# Data excerpts
§
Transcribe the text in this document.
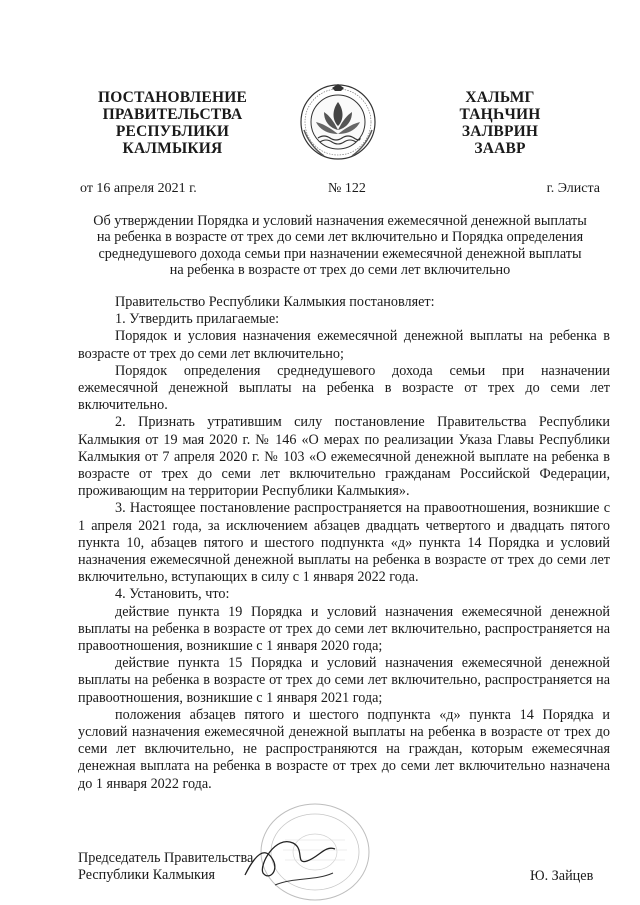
ПОСТАНОВЛЕНИЕ
ПРАВИТЕЛЬСТВА
РЕСПУБЛИКИ
КАЛМЫКИЯ
ХАЛЬМГ
ТАҢҺЧИН
ЗАЛВРИН
ЗААВР
от 16 апреля 2021 г.	№ 122	г. Элиста
Об утверждении Порядка и условий назначения ежемесячной денежной выплаты
на ребенка в возрасте от трех до семи лет включительно и Порядка определения
среднедушевого дохода семьи при назначении ежемесячной денежной выплаты
на ребенка в возрасте от трех до семи лет включительно

Правительство Республики Калмыкия постановляет:

1. Утвердить прилагаемые:

Порядок и условия назначения ежемесячной денежной выплаты на ребенка в возрасте от трех до семи лет включительно;

Порядок определения среднедушевого дохода семьи при назначении ежемесячной денежной выплаты на ребенка в возрасте от трех до семи лет включительно.

2. Признать утратившим силу постановление Правительства Республики Калмыкия от 19 мая 2020 г. № 146 «О мерах по реализации Указа Главы Республики Калмыкия от 7 апреля 2020 г. № 103 «О ежемесячной денежной выплате на ребенка в возрасте от трех до семи лет включительно гражданам Российской Федерации, проживающим на территории Республики Калмыкия».

3. Настоящее постановление распространяется на правоотношения, возникшие с 1 апреля 2021 года, за исключением абзацев двадцать четвертого и двадцать пятого пункта 10, абзацев пятого и шестого подпункта «д» пункта 14 Порядка и условий назначения ежемесячной денежной выплаты на ребенка в возрасте от трех до семи лет включительно, вступающих в силу с 1 января 2022 года.

4. Установить, что:

действие пункта 19 Порядка и условий назначения ежемесячной денежной выплаты на ребенка в возрасте от трех до семи лет включительно, распространяется на правоотношения, возникшие с 1 января 2020 года;

действие пункта 15 Порядка и условий назначения ежемесячной денежной выплаты на ребенка в возрасте от трех до семи лет включительно, распространяется на правоотношения, возникшие с 1 января 2021 года;

положения абзацев пятого и шестого подпункта «д» пункта 14 Порядка и условий назначения ежемесячной денежной выплаты на ребенка в возрасте от трех до семи лет включительно, не распространяются на граждан, которым ежемесячная денежная выплата на ребенка в возрасте от трех до семи лет включительно назначена до 1 января 2022 года.

Председатель Правительства
Республики Калмыкия	Ю. Зайцев
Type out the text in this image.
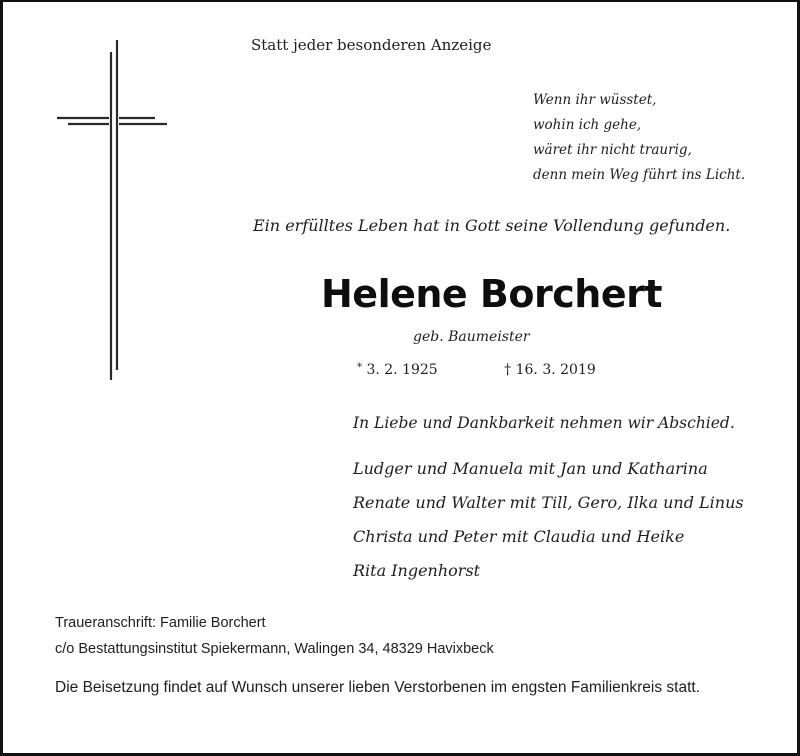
Statt jeder besonderen Anzeige
Wenn ihr wüsstet,
wohin ich gehe,
wäret ihr nicht traurig,
denn mein Weg führt ins Licht.
Ein erfülltes Leben hat in Gott seine Vollendung gefunden.
Helene Borchert
geb. Baumeister
* 3. 2. 1925	† 16. 3. 2019
In Liebe und Dankbarkeit nehmen wir Abschied.
Ludger und Manuela mit Jan und Katharina
Renate und Walter mit Till, Gero, Ilka und Linus
Christa und Peter mit Claudia und Heike
Rita Ingenhorst
Traueranschrift: Familie Borchert
c/o Bestattungsinstitut Spiekermann, Walingen 34, 48329 Havixbeck
Die Beisetzung findet auf Wunsch unserer lieben Verstorbenen im engsten Familienkreis statt.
§
# Exercise details
Copy out exactly the lines from the one with "Type out the text in this image." through the end of the listing, both ends included, omitting any picture.

# Correct result
Type out the text in this image.
Statt jeder besonderen Anzeige
Wenn ihr wüsstet,
wohin ich gehe,
wäret ihr nicht traurig,
denn mein Weg führt ins Licht.
Ein erfülltes Leben hat in Gott seine Vollendung gefunden.
Helene Borchert
geb. Baumeister
* 3. 2. 1925	† 16. 3. 2019
In Liebe und Dankbarkeit nehmen wir Abschied.
Ludger und Manuela mit Jan und Katharina
Renate und Walter mit Till, Gero, Ilka und Linus
Christa und Peter mit Claudia und Heike
Rita Ingenhorst
Traueranschrift: Familie Borchert
c/o Bestattungsinstitut Spiekermann, Walingen 34, 48329 Havixbeck
Die Beisetzung findet auf Wunsch unserer lieben Verstorbenen im engsten Familienkreis statt.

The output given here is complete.